Find every line in the records below that contains the word "color", and copy each such line.

→ RECORDS FOR THE TASK:
============
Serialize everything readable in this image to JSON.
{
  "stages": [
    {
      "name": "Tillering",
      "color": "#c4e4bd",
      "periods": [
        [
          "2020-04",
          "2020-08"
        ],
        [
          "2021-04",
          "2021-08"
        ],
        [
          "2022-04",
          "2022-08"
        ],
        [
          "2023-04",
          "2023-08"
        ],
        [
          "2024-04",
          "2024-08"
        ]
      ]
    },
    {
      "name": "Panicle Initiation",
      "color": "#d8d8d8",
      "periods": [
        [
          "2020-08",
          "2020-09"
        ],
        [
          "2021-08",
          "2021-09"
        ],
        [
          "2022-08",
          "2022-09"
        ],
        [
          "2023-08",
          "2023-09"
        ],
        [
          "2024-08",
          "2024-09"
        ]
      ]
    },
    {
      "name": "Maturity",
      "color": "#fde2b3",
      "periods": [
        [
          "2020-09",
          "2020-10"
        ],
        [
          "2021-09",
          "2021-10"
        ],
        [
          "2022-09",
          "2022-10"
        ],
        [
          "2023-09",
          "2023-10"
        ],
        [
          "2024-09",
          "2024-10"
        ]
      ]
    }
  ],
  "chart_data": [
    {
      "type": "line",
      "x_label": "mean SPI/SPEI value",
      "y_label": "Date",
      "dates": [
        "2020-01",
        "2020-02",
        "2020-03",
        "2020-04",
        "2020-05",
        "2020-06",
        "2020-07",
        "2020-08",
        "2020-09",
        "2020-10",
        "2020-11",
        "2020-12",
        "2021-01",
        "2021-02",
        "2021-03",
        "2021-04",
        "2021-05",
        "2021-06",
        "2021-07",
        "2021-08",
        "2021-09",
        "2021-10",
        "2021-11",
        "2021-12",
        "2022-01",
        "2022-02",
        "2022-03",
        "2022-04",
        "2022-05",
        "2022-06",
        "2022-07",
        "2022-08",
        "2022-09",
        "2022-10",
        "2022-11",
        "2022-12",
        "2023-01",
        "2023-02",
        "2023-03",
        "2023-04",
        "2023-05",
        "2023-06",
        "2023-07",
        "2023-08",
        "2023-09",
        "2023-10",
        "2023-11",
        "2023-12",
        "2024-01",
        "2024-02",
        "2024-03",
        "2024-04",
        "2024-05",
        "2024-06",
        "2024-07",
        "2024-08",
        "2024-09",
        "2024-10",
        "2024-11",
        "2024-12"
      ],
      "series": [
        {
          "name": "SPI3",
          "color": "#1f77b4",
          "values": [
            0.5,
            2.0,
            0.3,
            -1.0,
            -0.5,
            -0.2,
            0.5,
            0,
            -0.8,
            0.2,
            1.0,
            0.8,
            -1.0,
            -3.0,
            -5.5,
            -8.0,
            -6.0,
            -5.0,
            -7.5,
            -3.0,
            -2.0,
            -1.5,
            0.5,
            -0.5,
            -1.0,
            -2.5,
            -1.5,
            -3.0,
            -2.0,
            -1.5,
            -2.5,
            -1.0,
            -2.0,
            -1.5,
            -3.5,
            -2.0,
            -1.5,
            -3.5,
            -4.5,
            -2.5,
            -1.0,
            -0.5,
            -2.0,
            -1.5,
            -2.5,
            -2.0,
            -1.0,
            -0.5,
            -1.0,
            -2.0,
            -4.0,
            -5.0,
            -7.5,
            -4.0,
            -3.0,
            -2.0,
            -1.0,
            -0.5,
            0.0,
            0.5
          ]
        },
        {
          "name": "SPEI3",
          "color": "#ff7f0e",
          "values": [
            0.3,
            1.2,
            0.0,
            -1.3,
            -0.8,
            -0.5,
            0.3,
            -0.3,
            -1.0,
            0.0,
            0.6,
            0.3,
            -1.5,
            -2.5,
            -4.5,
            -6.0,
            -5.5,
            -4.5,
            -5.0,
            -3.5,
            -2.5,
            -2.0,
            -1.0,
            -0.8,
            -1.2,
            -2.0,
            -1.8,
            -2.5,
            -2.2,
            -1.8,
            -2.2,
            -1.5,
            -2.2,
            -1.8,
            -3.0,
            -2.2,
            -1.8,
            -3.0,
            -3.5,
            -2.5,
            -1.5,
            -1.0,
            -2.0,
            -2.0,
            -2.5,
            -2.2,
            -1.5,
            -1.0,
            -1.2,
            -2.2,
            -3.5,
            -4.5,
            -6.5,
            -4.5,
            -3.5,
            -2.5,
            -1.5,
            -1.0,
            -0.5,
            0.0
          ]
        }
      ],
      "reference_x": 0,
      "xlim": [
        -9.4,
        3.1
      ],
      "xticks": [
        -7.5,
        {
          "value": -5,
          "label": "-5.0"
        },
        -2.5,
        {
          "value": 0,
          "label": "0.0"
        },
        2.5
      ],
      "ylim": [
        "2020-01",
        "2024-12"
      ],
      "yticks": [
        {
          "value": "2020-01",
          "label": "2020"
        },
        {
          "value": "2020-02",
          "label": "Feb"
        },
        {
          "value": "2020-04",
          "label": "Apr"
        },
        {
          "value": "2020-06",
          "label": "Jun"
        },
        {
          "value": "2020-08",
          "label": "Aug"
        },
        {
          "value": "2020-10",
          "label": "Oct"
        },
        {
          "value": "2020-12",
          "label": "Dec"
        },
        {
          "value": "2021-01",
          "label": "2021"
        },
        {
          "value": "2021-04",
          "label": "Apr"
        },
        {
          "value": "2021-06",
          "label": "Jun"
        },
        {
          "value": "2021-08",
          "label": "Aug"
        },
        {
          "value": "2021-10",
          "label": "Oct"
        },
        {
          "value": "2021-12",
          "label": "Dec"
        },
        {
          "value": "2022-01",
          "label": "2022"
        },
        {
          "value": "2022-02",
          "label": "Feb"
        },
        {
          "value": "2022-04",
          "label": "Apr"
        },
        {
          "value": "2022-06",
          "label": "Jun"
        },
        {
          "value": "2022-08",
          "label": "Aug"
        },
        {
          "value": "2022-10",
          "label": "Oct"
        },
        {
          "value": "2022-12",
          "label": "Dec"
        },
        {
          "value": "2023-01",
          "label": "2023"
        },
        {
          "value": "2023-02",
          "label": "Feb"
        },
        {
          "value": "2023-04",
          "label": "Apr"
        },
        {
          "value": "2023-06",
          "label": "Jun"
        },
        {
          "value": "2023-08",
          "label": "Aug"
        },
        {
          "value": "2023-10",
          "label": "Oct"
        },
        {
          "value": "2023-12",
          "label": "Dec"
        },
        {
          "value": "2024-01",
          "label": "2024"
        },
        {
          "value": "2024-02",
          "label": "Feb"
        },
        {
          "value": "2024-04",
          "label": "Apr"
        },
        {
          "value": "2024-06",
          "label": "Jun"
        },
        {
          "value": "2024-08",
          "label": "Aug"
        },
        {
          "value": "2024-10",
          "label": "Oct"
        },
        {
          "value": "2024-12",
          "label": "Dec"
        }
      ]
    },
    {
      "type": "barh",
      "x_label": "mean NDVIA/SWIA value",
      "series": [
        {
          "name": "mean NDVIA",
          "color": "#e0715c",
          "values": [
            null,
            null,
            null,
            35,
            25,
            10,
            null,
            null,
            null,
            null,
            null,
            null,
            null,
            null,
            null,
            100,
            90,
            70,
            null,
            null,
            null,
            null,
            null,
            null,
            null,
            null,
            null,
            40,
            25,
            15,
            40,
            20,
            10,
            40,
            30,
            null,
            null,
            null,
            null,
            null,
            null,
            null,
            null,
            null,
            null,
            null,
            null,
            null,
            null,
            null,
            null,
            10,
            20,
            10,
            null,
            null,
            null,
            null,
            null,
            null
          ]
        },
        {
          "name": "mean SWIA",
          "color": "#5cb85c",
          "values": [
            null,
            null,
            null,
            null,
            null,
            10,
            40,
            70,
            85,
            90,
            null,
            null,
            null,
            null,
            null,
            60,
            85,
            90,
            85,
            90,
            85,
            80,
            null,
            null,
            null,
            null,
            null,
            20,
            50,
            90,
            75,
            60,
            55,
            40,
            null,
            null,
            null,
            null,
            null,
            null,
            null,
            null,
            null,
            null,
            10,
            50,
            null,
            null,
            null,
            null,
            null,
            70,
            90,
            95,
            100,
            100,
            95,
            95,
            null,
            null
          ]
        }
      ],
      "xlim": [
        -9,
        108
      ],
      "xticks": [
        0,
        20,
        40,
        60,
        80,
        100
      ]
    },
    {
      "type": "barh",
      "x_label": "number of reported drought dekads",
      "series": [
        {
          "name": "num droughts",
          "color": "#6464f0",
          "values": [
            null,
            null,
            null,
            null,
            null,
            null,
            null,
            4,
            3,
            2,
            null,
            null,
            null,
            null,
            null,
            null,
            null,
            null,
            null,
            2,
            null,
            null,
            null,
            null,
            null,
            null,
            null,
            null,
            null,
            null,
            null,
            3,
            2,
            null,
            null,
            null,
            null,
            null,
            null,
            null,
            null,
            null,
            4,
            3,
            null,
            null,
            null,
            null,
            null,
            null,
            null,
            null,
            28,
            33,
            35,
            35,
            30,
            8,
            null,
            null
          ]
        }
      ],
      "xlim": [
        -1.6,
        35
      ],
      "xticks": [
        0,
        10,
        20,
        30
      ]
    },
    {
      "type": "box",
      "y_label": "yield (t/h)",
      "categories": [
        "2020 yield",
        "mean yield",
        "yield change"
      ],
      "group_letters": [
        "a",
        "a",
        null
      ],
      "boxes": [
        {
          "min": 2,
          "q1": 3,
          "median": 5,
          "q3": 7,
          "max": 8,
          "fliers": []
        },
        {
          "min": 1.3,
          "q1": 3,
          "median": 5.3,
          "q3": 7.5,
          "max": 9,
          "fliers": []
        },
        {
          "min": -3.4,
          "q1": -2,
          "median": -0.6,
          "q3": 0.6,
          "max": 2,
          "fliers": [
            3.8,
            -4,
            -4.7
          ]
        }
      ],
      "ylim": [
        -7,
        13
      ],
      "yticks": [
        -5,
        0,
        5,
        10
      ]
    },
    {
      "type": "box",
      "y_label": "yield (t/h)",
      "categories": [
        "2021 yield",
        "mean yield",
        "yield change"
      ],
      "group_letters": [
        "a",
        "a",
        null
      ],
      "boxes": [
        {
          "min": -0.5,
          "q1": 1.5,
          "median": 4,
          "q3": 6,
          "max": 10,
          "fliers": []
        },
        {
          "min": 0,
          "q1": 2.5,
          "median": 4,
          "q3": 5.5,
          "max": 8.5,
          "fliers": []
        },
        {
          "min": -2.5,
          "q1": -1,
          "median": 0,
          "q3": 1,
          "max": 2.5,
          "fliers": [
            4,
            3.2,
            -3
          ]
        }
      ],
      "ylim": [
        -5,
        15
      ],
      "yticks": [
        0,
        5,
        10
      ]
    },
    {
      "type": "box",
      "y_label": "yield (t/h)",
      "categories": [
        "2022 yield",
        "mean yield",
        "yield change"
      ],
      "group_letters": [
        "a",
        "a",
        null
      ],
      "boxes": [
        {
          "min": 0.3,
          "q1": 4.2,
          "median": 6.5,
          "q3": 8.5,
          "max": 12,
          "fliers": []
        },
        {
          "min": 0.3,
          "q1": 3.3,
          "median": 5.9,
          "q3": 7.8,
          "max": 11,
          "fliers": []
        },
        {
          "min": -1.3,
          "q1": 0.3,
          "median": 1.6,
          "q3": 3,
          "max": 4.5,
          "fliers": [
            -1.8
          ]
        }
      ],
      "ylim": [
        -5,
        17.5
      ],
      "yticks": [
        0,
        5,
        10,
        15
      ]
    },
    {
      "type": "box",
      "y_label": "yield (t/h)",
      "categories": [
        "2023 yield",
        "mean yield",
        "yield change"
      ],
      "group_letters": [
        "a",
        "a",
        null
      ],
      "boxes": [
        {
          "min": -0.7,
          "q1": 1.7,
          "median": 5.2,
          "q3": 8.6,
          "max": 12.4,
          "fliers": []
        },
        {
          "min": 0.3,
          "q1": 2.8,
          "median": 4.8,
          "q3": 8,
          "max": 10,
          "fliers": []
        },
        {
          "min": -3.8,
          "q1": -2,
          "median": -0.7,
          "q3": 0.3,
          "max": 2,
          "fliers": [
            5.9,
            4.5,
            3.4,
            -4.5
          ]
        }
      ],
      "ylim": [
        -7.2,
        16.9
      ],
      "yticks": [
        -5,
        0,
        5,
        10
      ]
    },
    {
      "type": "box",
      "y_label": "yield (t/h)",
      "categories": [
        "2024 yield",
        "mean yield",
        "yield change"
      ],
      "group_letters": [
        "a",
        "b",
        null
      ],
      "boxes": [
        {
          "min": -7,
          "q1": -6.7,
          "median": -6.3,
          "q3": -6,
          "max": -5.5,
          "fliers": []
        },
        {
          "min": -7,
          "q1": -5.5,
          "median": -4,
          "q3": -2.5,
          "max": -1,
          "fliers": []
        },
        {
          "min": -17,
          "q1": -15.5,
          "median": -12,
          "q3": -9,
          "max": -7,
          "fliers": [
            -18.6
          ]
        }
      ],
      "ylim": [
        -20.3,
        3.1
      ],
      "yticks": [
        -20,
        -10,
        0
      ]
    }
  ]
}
============
→ THE REPLY:
      "color": "#c4e4bd",
      "color": "#d8d8d8",
      "color": "#fde2b3",
          "color": "#1f77b4",
          "color": "#ff7f0e",
          "color": "#e0715c",
          "color": "#5cb85c",
          "color": "#6464f0",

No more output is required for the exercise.